> [WHAT TO WORK ON]: Retype the records that come next, word for word.

Dataset rows:
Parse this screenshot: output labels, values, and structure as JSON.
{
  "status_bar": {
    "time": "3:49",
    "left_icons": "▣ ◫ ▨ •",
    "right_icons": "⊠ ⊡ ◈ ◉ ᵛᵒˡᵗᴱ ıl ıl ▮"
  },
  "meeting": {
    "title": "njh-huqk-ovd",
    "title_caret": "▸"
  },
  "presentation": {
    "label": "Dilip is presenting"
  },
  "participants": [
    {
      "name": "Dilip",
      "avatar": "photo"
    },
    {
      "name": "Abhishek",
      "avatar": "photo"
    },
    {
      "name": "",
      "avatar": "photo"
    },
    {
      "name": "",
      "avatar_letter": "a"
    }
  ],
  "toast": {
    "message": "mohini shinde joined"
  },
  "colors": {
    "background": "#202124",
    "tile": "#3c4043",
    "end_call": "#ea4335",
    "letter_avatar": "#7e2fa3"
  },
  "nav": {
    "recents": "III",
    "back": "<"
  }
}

> [REPLY TO THE EXERCISE]:
Parse this screenshot: output labels, values, and structure as JSON.
{
  "status_bar": {
    "time": "3:49",
    "left_icons": "▣ ◫ ▨ •",
    "right_icons": "⊠ ⊡ ◈ ◉ ᵛᵒˡᵗᴱ ıl ıl ▮"
  },
  "meeting": {
    "title": "njh-huqk-ovd",
    "title_caret": "▸"
  },
  "presentation": {
    "label": "Dilip is presenting"
  },
  "participants": [
    {
      "name": "Dilip",
      "avatar": "photo"
    },
    {
      "name": "Abhishek",
      "avatar": "photo"
    },
    {
      "name": "",
      "avatar": "photo"
    },
    {
      "name": "",
      "avatar_letter": "a"
    }
  ],
  "toast": {
    "message": "mohini shinde joined"
  },
  "colors": {
    "background": "#202124",
    "tile": "#3c4043",
    "end_call": "#ea4335",
    "letter_avatar": "#7e2fa3"
  },
  "nav": {
    "recents": "III",
    "back": "<"
  }
}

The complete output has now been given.